---------- SUPPLIED RECORDS ----------

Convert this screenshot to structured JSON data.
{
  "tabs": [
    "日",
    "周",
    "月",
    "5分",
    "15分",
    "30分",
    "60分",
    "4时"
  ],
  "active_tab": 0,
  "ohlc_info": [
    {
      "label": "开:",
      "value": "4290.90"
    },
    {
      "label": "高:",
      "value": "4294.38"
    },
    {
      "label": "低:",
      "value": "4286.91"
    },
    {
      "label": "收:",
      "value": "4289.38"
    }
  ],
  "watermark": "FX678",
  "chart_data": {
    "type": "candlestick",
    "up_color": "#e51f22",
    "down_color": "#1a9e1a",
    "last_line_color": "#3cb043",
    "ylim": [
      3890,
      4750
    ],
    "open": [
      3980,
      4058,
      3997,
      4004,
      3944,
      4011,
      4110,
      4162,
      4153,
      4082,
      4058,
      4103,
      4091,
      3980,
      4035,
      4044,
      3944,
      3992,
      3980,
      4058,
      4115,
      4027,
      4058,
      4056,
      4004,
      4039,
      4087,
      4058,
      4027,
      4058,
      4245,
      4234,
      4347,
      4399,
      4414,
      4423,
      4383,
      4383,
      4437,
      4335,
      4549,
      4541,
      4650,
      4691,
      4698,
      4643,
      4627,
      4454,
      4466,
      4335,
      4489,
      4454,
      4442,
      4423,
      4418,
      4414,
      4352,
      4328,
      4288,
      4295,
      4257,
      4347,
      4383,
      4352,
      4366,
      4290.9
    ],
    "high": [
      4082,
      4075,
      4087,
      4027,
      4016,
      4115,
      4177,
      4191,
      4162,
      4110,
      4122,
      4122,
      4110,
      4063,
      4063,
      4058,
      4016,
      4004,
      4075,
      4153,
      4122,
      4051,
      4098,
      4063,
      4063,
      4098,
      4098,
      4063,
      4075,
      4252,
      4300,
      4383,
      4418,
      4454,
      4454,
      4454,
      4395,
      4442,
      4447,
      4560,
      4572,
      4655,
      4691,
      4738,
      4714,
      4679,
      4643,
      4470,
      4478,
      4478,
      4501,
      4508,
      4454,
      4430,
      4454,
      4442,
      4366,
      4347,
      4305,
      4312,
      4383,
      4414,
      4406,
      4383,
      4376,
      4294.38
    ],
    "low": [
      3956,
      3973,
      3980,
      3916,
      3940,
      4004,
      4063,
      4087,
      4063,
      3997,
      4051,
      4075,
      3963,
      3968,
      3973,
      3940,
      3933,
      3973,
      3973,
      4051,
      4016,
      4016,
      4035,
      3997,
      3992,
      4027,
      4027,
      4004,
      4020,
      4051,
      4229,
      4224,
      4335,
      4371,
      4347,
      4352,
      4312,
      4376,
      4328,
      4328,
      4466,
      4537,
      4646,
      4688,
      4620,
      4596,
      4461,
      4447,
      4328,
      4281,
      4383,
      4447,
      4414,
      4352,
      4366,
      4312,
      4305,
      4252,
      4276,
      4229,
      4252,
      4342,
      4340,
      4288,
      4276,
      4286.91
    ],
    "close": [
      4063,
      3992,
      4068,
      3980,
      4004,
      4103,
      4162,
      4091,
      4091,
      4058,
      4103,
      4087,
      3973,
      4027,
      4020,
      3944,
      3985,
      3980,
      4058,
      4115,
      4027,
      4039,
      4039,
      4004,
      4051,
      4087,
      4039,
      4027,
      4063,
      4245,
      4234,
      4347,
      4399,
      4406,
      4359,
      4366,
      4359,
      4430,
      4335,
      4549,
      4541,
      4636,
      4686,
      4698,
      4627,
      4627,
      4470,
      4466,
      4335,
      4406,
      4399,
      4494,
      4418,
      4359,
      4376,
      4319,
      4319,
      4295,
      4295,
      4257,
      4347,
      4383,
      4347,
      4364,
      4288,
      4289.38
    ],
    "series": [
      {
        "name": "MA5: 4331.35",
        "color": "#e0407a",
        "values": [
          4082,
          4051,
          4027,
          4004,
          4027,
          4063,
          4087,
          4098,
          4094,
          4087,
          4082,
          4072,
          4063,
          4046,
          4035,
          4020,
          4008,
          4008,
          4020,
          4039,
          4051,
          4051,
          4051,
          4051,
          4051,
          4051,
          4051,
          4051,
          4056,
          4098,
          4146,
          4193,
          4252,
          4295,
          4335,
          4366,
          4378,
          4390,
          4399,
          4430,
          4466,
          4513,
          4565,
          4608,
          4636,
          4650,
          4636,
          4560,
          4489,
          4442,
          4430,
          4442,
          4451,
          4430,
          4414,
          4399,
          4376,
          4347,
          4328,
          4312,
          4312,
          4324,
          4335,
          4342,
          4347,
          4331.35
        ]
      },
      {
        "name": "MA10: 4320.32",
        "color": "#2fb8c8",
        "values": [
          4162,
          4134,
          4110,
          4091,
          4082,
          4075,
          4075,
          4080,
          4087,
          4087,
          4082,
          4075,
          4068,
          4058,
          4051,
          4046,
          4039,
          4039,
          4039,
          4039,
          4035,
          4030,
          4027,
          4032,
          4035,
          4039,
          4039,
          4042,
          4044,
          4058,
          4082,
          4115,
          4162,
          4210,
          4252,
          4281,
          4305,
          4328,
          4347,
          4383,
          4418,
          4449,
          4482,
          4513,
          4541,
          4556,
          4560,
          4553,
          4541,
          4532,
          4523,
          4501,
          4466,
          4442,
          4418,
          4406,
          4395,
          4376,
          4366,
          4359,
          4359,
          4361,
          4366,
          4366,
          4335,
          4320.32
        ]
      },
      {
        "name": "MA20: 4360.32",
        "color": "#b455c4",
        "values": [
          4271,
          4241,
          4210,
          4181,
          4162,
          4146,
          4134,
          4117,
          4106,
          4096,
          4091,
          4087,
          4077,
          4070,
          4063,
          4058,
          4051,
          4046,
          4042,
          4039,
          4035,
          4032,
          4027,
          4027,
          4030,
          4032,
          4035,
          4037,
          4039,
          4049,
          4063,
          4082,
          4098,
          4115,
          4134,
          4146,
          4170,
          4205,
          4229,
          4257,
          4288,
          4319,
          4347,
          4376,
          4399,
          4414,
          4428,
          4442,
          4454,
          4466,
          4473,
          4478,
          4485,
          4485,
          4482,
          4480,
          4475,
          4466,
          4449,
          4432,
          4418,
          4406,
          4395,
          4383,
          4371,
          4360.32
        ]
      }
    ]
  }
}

----------

**TASK PROMPT**
Say how many lines of the data hold the string "name". Reply with the number alone.

**RESPONSE BELOW**
3